Listed entries
※

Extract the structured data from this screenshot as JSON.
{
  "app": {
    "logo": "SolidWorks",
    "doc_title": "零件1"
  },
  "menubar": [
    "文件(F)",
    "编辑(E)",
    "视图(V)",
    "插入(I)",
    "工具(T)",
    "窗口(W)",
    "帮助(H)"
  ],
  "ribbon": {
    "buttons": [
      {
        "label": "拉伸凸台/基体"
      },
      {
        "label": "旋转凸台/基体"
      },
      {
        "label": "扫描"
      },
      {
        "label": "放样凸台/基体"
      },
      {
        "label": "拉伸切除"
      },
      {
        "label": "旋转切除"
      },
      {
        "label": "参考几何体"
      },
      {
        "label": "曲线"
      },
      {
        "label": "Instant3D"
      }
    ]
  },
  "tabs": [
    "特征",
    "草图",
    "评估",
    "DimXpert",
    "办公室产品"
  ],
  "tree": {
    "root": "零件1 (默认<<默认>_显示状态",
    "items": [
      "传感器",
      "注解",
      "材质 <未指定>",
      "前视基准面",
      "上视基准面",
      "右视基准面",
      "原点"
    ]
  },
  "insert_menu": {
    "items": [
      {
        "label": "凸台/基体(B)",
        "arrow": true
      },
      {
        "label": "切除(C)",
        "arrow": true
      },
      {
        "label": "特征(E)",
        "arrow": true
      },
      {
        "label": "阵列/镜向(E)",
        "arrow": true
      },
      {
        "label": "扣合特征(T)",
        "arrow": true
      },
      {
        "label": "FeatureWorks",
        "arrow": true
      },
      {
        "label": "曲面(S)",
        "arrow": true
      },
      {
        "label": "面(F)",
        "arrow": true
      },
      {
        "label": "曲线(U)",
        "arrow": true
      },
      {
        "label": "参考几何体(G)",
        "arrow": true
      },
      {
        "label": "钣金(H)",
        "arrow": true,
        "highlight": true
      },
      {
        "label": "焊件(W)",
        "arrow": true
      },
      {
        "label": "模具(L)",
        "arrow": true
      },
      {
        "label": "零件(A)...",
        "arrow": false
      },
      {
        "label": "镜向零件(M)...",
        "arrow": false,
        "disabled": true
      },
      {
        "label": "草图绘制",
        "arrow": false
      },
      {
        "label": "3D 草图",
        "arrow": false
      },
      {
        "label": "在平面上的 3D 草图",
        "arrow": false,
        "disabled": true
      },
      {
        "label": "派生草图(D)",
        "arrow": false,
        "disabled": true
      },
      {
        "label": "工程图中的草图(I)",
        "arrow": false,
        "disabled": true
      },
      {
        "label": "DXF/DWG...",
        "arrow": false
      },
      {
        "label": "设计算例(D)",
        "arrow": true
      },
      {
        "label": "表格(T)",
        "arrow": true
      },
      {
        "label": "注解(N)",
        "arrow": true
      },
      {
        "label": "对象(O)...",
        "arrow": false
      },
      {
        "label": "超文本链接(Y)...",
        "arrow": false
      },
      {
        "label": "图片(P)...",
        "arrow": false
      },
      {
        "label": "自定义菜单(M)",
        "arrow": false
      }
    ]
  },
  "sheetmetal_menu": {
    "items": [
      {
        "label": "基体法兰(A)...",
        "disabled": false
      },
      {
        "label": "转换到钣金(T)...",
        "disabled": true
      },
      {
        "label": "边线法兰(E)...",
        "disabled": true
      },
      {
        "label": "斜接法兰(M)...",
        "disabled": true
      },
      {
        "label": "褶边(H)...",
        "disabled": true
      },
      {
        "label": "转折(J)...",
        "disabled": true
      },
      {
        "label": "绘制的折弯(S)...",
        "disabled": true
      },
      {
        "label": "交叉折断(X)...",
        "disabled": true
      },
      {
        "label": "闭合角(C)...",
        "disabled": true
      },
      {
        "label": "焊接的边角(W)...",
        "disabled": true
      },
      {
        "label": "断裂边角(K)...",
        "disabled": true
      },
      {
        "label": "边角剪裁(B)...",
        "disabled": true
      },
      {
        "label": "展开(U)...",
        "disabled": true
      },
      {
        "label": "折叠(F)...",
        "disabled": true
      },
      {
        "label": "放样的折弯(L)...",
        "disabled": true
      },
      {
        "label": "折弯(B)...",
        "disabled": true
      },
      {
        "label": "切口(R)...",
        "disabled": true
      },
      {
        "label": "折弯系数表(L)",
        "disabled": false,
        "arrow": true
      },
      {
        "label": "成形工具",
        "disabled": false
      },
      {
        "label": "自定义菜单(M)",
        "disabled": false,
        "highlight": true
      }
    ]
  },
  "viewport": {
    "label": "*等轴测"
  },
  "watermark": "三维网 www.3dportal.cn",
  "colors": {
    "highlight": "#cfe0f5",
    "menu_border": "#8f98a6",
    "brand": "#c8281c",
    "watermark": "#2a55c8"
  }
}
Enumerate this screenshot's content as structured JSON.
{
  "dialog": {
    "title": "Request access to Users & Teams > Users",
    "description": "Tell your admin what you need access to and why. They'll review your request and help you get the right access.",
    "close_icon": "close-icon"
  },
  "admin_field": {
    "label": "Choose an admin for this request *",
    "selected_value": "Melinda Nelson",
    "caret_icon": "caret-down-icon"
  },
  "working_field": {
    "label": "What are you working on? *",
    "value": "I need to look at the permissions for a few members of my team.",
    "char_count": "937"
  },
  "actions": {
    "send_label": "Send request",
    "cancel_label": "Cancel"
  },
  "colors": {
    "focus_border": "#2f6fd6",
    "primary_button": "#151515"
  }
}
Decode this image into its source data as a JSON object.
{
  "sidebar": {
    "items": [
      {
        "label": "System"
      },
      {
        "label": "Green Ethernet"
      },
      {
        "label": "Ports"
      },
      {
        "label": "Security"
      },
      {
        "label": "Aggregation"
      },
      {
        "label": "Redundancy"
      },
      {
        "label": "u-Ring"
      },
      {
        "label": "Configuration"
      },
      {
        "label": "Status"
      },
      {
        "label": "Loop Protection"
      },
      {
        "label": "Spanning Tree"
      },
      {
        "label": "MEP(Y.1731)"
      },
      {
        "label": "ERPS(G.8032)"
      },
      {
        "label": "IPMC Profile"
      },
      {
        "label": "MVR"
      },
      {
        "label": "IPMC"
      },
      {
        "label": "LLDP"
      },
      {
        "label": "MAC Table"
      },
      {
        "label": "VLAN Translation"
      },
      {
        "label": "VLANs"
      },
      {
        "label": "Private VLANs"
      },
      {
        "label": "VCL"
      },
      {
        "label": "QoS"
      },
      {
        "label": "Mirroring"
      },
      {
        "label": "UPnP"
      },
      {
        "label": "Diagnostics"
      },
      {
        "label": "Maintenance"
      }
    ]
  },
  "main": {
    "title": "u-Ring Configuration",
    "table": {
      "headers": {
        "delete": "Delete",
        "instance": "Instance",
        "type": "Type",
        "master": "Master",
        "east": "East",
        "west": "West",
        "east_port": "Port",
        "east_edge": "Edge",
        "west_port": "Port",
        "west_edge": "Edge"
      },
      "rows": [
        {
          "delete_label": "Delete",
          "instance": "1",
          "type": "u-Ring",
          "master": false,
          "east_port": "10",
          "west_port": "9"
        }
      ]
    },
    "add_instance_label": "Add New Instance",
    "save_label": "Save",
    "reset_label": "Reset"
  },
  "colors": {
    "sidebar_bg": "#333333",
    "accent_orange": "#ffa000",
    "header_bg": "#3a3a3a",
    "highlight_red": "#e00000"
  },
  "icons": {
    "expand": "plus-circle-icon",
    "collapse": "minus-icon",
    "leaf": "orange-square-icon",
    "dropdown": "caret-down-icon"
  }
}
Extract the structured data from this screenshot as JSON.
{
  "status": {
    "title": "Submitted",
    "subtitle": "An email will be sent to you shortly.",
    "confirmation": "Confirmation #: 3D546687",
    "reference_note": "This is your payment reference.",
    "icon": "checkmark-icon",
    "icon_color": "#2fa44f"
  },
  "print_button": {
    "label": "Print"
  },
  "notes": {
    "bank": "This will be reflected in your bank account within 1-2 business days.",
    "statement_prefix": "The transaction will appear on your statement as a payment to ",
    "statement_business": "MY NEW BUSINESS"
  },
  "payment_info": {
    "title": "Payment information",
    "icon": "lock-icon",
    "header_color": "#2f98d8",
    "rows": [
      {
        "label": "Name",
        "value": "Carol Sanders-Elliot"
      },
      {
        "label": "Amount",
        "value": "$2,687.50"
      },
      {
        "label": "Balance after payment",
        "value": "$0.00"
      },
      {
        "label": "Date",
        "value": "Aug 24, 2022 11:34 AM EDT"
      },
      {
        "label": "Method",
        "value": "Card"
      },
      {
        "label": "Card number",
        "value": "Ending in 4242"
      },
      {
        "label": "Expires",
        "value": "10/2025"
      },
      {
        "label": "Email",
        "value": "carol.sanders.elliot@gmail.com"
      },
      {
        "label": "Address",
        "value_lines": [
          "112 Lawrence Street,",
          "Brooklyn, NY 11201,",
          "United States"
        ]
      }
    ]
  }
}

※

What you have to do
Review the preceding data and report every line that includes the string "caret".

Problem solution
    "caret_icon": "caret-down-icon"
    "dropdown": "caret-down-icon"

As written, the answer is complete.